Directive
Copy the rows from the line that contains "- slide-title: Правила" through the line that contains "- note-2-end: можно", keeping every character as it appears.

Excerpted data

● ● ●

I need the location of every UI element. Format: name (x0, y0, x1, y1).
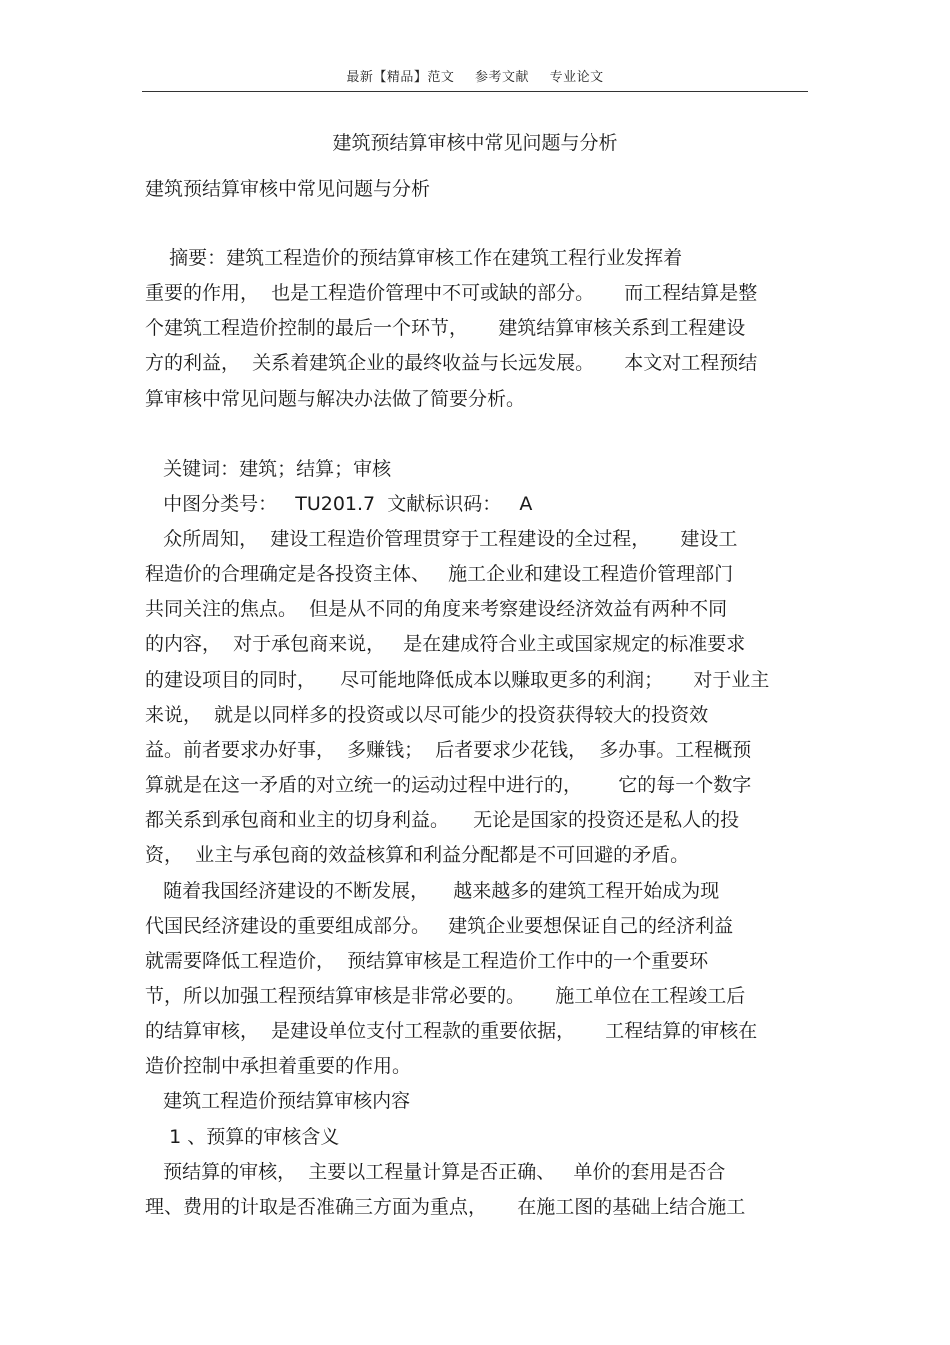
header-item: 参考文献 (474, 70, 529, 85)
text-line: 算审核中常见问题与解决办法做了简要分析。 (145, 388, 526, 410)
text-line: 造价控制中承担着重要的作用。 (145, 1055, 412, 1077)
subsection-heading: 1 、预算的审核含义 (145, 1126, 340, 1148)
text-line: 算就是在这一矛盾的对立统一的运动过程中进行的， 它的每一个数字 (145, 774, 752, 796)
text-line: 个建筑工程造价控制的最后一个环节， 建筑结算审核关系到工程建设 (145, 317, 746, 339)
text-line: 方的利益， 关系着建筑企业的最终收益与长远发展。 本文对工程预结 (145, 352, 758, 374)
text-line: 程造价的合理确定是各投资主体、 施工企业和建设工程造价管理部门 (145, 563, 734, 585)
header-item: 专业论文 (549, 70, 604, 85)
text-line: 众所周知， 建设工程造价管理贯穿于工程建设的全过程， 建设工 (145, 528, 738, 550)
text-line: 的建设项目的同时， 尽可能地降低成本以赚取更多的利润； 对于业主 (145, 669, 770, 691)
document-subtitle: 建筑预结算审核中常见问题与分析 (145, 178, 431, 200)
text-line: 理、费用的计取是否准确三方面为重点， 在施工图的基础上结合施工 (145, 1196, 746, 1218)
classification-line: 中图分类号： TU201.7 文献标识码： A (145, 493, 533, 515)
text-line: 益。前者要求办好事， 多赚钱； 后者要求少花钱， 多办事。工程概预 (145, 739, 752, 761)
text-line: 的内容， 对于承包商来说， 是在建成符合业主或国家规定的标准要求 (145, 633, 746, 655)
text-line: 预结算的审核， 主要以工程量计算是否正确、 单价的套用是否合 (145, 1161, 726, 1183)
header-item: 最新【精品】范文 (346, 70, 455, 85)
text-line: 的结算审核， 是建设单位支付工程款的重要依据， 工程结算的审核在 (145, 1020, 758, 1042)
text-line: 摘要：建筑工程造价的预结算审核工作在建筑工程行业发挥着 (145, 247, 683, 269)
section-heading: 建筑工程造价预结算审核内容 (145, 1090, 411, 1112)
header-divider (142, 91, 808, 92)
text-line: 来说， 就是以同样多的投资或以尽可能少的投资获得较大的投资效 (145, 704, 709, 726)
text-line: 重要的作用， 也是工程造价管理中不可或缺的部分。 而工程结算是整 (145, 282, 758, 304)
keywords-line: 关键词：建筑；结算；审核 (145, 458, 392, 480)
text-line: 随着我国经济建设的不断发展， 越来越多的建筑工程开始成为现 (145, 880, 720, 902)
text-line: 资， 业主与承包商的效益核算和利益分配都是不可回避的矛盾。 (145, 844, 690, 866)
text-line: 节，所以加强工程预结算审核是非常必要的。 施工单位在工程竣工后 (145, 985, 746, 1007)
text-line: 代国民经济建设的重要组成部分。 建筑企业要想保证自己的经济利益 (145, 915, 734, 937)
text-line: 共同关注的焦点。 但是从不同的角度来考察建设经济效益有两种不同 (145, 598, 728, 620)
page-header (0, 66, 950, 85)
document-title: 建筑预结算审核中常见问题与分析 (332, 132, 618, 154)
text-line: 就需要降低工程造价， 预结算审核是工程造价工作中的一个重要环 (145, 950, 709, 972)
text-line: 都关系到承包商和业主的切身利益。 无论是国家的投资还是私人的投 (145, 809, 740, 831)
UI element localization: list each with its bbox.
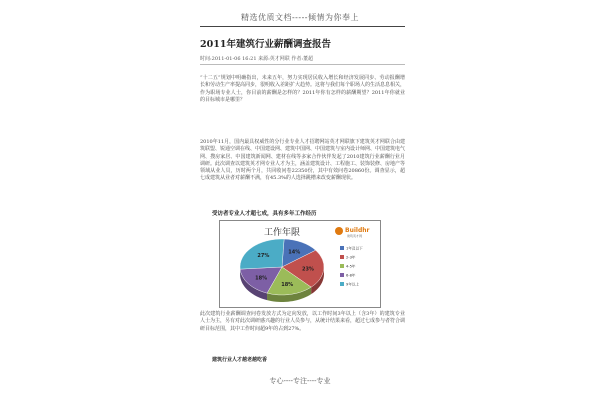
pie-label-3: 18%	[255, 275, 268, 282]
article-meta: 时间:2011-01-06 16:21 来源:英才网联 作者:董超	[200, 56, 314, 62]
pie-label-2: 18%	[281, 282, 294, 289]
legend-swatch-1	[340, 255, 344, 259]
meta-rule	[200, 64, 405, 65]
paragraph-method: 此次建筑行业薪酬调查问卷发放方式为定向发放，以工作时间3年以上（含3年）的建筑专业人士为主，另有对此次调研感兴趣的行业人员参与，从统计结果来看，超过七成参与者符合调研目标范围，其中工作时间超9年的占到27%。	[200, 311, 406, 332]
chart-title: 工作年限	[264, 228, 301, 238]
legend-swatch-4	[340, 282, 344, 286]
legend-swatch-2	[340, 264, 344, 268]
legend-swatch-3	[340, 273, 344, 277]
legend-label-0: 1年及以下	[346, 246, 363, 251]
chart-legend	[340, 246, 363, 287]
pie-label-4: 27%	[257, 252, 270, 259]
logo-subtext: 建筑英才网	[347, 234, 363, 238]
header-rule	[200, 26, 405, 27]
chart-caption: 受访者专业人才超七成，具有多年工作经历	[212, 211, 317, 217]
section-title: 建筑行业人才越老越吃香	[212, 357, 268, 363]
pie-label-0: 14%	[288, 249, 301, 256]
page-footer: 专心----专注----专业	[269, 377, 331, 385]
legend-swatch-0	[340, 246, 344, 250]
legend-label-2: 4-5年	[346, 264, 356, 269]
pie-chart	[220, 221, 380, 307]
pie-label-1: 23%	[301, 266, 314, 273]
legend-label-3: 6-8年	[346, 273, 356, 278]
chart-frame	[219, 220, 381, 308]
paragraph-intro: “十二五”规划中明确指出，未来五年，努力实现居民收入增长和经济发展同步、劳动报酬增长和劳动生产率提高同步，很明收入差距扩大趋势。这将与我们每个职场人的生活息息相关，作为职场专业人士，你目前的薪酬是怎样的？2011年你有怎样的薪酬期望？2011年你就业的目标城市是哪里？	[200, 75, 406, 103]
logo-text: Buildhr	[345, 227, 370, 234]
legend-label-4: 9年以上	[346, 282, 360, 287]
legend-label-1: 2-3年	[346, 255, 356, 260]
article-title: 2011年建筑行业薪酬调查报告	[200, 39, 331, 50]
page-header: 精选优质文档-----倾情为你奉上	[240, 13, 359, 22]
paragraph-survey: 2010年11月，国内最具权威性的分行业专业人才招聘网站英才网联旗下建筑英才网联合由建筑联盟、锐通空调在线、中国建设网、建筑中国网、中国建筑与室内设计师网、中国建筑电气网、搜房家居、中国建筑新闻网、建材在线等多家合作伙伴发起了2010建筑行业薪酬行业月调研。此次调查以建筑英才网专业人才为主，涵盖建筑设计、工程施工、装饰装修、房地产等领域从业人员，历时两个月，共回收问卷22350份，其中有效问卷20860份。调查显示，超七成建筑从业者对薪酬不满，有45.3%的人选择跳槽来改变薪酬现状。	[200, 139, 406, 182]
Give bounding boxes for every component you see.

● ● ●

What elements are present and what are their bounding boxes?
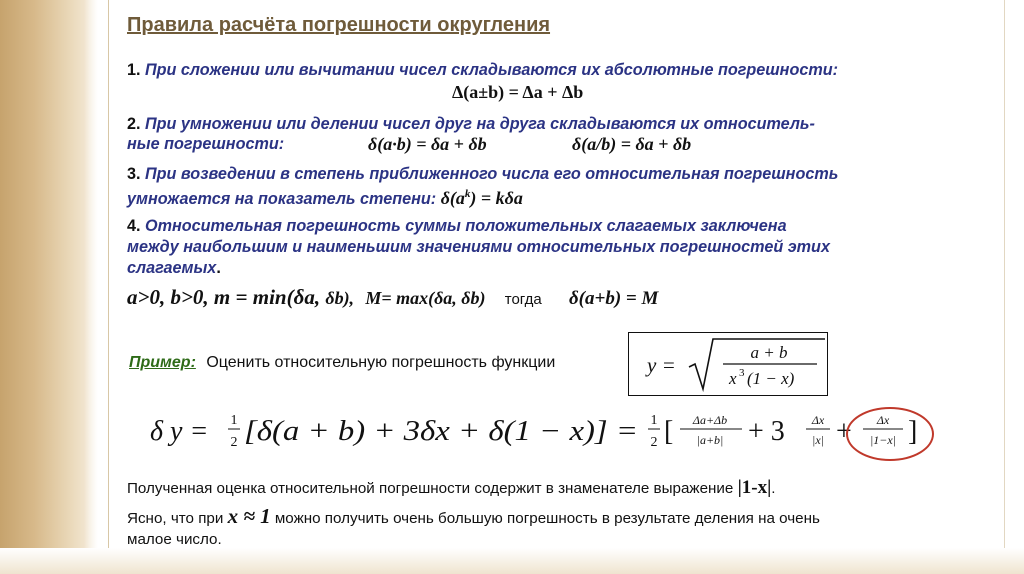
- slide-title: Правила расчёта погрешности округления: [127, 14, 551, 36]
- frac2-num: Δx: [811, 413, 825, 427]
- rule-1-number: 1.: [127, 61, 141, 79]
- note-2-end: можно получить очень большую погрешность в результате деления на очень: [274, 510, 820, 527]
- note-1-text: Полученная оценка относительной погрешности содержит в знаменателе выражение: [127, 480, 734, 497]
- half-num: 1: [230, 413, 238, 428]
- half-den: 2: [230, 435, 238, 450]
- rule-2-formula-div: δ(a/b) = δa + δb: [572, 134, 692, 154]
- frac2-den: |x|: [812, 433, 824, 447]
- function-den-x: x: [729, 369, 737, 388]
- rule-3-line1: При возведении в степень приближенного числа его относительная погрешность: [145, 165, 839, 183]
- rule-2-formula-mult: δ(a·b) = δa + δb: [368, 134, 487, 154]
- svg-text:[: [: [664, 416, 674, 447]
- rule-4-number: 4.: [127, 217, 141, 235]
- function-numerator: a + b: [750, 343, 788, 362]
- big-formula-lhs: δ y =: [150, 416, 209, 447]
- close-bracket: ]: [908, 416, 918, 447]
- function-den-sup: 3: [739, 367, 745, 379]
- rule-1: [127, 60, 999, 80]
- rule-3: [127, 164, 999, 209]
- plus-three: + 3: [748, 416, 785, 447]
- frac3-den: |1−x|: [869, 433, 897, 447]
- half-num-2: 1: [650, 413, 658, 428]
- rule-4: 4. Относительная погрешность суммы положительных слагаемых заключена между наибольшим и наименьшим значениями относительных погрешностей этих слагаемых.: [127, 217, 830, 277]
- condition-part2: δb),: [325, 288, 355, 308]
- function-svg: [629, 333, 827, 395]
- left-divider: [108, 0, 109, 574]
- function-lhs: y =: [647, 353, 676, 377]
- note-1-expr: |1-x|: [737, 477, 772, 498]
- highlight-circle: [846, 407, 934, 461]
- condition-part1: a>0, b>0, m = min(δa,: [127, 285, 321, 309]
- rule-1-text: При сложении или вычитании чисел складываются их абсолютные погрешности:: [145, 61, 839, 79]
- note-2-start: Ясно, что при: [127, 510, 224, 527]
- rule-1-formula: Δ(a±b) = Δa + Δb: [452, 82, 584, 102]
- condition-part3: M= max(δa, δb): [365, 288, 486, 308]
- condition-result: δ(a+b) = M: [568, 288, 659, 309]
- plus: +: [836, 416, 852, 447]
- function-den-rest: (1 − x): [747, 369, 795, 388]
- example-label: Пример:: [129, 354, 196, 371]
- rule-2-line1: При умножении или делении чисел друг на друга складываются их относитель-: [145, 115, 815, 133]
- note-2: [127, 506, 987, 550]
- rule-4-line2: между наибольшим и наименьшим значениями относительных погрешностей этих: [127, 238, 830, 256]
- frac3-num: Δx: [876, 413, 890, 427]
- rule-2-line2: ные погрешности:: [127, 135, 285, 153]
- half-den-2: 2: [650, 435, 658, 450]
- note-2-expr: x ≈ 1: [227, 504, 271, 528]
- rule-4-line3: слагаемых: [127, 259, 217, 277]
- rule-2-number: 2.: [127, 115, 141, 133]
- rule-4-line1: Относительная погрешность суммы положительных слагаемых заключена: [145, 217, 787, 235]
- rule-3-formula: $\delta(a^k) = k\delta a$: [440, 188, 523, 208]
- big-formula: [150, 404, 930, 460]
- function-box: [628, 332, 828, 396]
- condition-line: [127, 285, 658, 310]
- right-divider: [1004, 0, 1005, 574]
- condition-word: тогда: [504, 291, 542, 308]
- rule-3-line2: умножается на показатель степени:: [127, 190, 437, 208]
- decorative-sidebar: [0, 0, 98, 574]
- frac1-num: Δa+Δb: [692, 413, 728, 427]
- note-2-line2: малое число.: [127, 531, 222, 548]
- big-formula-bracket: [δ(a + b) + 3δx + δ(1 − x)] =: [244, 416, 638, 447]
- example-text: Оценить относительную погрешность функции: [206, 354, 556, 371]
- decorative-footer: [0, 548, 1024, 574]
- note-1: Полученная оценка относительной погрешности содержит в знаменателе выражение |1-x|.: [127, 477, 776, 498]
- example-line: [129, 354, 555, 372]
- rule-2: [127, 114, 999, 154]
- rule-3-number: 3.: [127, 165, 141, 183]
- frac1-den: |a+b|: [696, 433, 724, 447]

● ● ●

Written answer
- slide-title: Правила расчёта погрешности округления: [127, 14, 551, 36]
- frac2-num: Δx: [811, 413, 825, 427]
- rule-1-number: 1.: [127, 61, 141, 79]
- note-2-end: можно получить очень большую погрешность в результате деления на очень: [274, 510, 820, 527]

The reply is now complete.